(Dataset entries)
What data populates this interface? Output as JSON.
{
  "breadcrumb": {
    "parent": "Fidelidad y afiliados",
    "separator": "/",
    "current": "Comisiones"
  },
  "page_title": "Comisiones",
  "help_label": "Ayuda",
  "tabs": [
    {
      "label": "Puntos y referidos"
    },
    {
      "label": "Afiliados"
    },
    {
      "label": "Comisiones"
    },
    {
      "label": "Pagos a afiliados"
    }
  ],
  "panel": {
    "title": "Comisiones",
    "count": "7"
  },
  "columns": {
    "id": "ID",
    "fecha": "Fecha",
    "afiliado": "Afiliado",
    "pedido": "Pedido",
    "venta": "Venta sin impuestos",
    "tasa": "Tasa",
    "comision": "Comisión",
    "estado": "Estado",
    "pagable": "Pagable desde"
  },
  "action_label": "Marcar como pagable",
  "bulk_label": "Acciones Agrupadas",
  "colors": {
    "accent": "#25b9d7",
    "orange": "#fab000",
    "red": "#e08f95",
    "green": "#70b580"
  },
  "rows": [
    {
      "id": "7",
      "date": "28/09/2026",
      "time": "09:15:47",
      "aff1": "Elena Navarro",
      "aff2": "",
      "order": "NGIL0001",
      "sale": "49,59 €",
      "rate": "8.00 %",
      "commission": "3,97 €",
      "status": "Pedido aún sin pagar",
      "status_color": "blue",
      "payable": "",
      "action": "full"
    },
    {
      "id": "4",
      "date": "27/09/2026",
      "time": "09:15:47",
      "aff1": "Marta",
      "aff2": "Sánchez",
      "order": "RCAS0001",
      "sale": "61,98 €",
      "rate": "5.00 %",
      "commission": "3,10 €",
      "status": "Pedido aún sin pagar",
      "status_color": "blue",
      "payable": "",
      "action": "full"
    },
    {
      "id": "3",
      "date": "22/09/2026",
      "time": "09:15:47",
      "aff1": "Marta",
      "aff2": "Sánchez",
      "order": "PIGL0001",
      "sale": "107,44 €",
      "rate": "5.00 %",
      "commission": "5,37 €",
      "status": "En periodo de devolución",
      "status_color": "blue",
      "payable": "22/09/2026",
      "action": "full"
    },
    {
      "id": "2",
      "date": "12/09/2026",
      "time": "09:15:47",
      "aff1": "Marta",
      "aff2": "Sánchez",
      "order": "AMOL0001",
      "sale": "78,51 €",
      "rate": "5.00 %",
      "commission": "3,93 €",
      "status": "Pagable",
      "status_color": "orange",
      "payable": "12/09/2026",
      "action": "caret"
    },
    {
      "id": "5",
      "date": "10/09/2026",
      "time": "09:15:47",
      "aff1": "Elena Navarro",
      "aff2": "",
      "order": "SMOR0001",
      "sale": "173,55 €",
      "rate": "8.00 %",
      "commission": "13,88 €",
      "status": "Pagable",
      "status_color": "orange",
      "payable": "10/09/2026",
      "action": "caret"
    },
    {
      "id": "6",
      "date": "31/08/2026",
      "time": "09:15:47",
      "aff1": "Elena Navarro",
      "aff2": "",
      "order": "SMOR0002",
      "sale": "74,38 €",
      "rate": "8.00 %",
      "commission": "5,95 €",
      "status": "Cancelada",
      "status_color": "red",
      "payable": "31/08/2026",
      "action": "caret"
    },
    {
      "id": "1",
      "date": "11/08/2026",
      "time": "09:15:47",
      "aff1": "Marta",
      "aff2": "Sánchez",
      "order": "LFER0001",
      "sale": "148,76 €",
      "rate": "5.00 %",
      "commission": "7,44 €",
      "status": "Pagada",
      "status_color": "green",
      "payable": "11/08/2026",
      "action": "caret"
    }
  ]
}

### The task
Report how many lines of the preceding records include "commission". Output the number only.

### Solution
7